TEXTO -
◆ ◆ ◆ ◆

6 de jul. de 2010

"Vá chorar no pé do caboco" - Brilha o sol ao 2 julho!

O dia da festa do povo

"Considero o 2 de julho a mais bonita festa da Bahia. Isso porque é difícil ver nas outras uma mistura tão bem acabada de política, religião e festa.

Afinal, onde existe uma parada cívica com capoeiristas, gente vestida de baiana e vaqueiros devidamente trajados misturados às representações oficiais da Polícia Militar e da Marinha?

Além disso, muita gente vai ali para fazer orações e agradecimentos aos caboclos do 2 de julho já sincretizados às entidades homônimas saudadas nos candomblés baianos. E como ignorar o surgimento desta festa?

No dia 2 de julho de 1823, o povão, no mais puro baianês, estava retado. Depois de tantas promessas o Brasil estava livre de Portugal, mas descendentes de índios, escravos e libertos, muitos dos quais tinham entrado na guerra ou perdido familiares nos combates, continuavam do mesmo jeito: pobres e sem liberdade nenhuma.

Aquela história de Exército Libertador não apagou as diferneças entre elite e povo. Tudo continuava como dantes no quartel de Abrantes para este último.

E talvez tenha sido aí que começou a tomar forma um outro famoso ditado baiano: “Vá chorar no pé do caboco”. Ou seja: “se virem”. O povo resolveu apelar para o caboclo, literalmente.

Um movimento popular fez o mesmo caminho que as tropas tinham feito um ano antes tendo à frente uma canhoneira portuguesa transformada em carroça que levava um velho descendente de índio. Era uma caricatura da entrada das tropas brasileiras vencedoras. Simbólico que à frente estivesse um representante do povo.

E ai de quem tentou alterar o que os donos da festa decidiram fazer. Conta-se, por exemplo, que no final do século XIX o comandante de armas que era uma espécie de prefeito da cidade decidiu que a estátua do caboclo, pois ela já havia sido feita, não iria sair mais. A decisão era por conta do símbolo de Portugal na estátua: uma serpente sendo morta pelo caboclo.

O cidadão era descendente de português e se sentiu ofendido. No lugar do caboclo ele queria uma imagem feminina para homenagear Catarina Paraguaçu.

◆ ◆ ◆ ◆

[Dados de posição dos elementos]
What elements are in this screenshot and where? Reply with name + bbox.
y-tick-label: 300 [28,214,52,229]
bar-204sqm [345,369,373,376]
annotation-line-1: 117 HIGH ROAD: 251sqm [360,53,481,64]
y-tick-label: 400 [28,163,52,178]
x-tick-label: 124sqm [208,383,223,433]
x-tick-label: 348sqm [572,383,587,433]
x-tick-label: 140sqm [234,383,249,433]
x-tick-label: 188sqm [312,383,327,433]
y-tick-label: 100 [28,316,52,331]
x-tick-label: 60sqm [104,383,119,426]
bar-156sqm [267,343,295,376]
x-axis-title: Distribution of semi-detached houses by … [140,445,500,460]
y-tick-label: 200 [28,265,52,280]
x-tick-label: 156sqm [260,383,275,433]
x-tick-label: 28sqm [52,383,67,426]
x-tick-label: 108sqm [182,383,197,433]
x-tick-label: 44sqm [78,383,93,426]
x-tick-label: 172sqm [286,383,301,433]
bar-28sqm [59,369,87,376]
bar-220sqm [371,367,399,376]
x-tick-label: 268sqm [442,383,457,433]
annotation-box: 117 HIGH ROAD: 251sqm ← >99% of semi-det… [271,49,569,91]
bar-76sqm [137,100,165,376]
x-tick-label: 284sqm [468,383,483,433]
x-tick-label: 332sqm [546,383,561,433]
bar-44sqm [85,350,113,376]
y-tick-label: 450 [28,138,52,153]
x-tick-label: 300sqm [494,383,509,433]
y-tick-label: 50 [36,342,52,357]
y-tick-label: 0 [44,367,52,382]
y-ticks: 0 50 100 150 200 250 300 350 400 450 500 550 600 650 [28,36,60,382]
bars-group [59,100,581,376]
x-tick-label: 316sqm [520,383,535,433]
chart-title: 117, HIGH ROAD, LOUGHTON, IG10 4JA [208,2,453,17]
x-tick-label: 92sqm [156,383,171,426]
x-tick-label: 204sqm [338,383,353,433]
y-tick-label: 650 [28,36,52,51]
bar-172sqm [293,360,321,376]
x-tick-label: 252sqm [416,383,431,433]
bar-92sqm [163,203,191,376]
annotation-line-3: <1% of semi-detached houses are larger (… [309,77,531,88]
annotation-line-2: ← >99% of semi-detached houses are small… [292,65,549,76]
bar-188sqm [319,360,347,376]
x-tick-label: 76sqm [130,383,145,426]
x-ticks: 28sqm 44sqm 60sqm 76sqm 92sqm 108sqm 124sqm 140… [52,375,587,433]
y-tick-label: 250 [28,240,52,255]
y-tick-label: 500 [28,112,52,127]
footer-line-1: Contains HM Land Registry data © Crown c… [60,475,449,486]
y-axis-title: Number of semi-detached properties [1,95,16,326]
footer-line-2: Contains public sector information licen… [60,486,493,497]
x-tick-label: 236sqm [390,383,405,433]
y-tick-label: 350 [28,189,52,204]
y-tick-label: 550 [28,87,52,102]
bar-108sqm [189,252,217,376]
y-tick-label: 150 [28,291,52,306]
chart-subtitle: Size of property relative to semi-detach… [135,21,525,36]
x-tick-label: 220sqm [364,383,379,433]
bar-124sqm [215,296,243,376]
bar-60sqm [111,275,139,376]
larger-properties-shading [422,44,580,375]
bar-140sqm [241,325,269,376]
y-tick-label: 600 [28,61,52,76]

◆ ◆ ◆ ◆

DESAFIOS -
1. Copie do texto sobre o 2 de julho o trecho entre "E ai de quem" e "morta pelo caboclo.", inclusive.
2. Organize como tabela Markdown, com as colunas n e Linha, as linhas dos dados fornecidos desde o início até a que contém "y-tick-label: 100 [28,316,52,331]", inclusive. Deixe de fora as linhas em branco.
Estas linhas não têm relação alguma com o texto.

RESPOSTAS FORNECIDAS -
1.
E ai de quem tentou alterar o que os donos da festa decidiram fazer. Conta-se, por exemplo, que no final do século XIX o comandante de armas que era uma espécie de prefeito da cidade decidiu que a estátua do caboclo, pois ela já havia sido feita, não iria sair mais. A decisão era por conta do símbolo de Portugal na estátua: uma serpente sendo morta pelo caboclo.

2.
| n | Linha |
|---|---|
| 1 | What elements are in this screenshot and where? Reply with name + bbox. |
| 2 | y-tick-label: 300 [28,214,52,229] |
| 3 | bar-204sqm [345,369,373,376] |
| 4 | annotation-line-1: 117 HIGH ROAD: 251sqm [360,53,481,64] |
| 5 | y-tick-label: 400 [28,163,52,178] |
| 6 | x-tick-label: 124sqm [208,383,223,433] |
| 7 | x-tick-label: 348sqm [572,383,587,433] |
| 8 | x-tick-label: 140sqm [234,383,249,433] |
| 9 | x-tick-label: 188sqm [312,383,327,433] |
| 10 | y-tick-label: 100 [28,316,52,331] |